- **TASK TO CARRY OUT**:
Each entry below should be reproduced character for character.

- **Stored data**:
_ _ _ _ _ _ _

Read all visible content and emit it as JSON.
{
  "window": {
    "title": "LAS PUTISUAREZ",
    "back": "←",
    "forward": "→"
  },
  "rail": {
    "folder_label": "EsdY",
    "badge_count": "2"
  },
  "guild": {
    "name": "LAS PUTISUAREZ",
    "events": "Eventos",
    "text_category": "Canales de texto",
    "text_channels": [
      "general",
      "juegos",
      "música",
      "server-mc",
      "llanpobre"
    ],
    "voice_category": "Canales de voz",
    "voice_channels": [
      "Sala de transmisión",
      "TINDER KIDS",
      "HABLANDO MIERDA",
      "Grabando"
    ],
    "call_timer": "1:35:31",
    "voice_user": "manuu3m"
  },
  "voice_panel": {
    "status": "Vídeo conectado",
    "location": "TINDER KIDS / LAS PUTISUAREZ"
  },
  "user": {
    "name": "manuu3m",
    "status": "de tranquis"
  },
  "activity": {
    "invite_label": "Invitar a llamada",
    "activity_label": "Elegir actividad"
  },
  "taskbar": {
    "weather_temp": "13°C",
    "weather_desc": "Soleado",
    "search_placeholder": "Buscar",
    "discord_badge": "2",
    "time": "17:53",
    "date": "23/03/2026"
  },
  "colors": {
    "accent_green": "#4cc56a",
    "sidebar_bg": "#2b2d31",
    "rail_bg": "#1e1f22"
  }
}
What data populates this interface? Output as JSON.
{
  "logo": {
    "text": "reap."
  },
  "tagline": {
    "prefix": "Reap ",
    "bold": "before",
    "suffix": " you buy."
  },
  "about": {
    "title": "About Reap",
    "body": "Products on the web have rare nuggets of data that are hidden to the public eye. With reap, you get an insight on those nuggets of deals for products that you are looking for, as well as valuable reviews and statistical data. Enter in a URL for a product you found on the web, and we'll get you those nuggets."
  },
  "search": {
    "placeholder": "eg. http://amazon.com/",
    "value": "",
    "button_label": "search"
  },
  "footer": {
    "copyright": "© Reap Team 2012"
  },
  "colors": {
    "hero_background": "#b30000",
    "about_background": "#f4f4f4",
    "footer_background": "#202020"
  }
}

_ _ _ _ _ _ _

- **SOLUTION**:
Read all visible content and emit it as JSON.
{
  "window": {
    "title": "LAS PUTISUAREZ",
    "back": "←",
    "forward": "→"
  },
  "rail": {
    "folder_label": "EsdY",
    "badge_count": "2"
  },
  "guild": {
    "name": "LAS PUTISUAREZ",
    "events": "Eventos",
    "text_category": "Canales de texto",
    "text_channels": [
      "general",
      "juegos",
      "música",
      "server-mc",
      "llanpobre"
    ],
    "voice_category": "Canales de voz",
    "voice_channels": [
      "Sala de transmisión",
      "TINDER KIDS",
      "HABLANDO MIERDA",
      "Grabando"
    ],
    "call_timer": "1:35:31",
    "voice_user": "manuu3m"
  },
  "voice_panel": {
    "status": "Vídeo conectado",
    "location": "TINDER KIDS / LAS PUTISUAREZ"
  },
  "user": {
    "name": "manuu3m",
    "status": "de tranquis"
  },
  "activity": {
    "invite_label": "Invitar a llamada",
    "activity_label": "Elegir actividad"
  },
  "taskbar": {
    "weather_temp": "13°C",
    "weather_desc": "Soleado",
    "search_placeholder": "Buscar",
    "discord_badge": "2",
    "time": "17:53",
    "date": "23/03/2026"
  },
  "colors": {
    "accent_green": "#4cc56a",
    "sidebar_bg": "#2b2d31",
    "rail_bg": "#1e1f22"
  }
}
What data populates this interface? Output as JSON.
{
  "logo": {
    "text": "reap."
  },
  "tagline": {
    "prefix": "Reap ",
    "bold": "before",
    "suffix": " you buy."
  },
  "about": {
    "title": "About Reap",
    "body": "Products on the web have rare nuggets of data that are hidden to the public eye. With reap, you get an insight on those nuggets of deals for products that you are looking for, as well as valuable reviews and statistical data. Enter in a URL for a product you found on the web, and we'll get you those nuggets."
  },
  "search": {
    "placeholder": "eg. http://amazon.com/",
    "value": "",
    "button_label": "search"
  },
  "footer": {
    "copyright": "© Reap Team 2012"
  },
  "colors": {
    "hero_background": "#b30000",
    "about_background": "#f4f4f4",
    "footer_background": "#202020"
  }
}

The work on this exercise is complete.